Collected data entries
+++
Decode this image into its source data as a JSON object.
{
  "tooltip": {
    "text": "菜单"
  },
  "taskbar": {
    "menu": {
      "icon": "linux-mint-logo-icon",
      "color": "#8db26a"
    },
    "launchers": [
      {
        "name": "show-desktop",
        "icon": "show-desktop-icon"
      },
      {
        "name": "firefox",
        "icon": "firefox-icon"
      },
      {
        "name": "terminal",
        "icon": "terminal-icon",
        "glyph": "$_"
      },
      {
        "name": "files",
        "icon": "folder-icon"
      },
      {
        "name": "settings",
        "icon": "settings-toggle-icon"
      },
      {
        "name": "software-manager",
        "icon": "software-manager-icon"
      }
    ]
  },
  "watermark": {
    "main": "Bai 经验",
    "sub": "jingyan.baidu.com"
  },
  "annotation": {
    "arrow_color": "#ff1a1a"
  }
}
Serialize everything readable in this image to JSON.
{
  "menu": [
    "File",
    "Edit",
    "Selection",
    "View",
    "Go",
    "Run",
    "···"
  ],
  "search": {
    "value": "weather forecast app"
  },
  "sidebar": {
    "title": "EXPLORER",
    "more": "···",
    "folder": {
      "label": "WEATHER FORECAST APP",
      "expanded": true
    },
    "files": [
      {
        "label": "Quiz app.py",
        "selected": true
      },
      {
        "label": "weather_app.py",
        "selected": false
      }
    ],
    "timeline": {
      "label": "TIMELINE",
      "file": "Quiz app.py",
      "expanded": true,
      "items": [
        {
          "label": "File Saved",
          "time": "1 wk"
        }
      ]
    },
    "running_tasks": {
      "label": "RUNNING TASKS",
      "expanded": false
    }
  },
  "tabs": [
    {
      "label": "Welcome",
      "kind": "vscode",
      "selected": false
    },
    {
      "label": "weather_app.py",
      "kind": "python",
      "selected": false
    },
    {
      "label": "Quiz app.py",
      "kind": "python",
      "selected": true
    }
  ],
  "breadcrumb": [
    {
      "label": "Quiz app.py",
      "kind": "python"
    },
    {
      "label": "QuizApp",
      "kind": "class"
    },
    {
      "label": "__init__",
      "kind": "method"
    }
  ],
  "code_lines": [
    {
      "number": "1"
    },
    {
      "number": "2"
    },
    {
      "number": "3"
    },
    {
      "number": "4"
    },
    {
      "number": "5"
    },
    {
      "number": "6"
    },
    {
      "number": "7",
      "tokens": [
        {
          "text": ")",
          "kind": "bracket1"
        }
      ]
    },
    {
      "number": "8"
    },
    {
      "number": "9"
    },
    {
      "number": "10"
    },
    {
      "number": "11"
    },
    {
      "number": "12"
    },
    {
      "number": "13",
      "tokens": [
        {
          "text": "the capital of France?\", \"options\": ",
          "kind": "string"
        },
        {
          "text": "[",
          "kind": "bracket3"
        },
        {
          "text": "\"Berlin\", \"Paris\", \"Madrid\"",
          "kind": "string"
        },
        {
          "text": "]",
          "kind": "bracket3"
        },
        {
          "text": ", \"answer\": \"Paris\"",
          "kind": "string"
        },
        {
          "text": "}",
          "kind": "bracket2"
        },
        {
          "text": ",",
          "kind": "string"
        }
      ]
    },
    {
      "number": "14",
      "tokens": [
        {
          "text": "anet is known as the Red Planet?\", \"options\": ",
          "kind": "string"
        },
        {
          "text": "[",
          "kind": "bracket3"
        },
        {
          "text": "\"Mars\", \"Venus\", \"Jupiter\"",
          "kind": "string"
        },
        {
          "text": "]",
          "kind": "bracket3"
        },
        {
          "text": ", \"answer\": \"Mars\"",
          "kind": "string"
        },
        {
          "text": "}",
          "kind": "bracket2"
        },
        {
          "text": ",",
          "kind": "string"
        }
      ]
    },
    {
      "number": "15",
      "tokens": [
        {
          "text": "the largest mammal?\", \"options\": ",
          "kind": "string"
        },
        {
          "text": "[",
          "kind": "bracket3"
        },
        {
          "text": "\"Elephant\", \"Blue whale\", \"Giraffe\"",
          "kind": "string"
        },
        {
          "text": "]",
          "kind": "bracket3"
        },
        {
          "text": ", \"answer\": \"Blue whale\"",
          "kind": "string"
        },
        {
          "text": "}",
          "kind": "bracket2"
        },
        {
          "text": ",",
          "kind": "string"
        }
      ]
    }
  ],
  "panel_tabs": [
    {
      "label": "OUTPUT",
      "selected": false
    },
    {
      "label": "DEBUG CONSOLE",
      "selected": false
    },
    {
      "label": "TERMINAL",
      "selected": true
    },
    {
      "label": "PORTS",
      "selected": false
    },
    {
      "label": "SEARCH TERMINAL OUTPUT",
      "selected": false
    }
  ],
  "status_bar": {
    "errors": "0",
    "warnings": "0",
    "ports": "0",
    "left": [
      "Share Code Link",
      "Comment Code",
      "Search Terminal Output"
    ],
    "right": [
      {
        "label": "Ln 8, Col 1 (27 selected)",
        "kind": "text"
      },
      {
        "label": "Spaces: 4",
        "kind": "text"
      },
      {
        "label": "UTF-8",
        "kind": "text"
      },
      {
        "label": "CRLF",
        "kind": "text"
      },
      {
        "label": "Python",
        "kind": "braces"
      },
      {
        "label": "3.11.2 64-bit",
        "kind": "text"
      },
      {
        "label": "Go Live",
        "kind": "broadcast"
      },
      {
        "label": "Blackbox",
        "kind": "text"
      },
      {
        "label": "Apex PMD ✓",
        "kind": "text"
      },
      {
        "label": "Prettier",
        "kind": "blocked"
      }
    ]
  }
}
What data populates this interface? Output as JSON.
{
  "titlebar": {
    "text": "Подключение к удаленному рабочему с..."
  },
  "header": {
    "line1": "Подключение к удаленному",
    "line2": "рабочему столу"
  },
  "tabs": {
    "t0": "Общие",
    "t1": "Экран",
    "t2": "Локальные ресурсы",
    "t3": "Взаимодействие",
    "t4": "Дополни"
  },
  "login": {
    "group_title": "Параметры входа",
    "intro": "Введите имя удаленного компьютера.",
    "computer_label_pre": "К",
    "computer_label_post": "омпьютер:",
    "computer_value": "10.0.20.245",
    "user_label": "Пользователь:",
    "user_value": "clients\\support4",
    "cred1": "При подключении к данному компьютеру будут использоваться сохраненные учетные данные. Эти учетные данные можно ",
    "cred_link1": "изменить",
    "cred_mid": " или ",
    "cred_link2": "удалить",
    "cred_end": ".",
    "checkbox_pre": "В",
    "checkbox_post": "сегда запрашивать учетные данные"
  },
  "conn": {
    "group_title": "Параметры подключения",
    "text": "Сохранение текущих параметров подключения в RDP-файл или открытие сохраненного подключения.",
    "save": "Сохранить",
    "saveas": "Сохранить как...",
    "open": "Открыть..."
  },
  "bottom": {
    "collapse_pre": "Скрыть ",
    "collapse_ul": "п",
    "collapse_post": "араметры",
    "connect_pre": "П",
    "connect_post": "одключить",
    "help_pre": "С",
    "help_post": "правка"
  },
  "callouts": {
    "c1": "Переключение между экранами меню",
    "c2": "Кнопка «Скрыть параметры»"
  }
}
+++
• **Task goal**:
Scan the listing above for the word "this" and copy every line that holds it.

• **Result**:
Decode this image into its source data as a JSON object.
Serialize everything readable in this image to JSON.
What data populates this interface? Output as JSON.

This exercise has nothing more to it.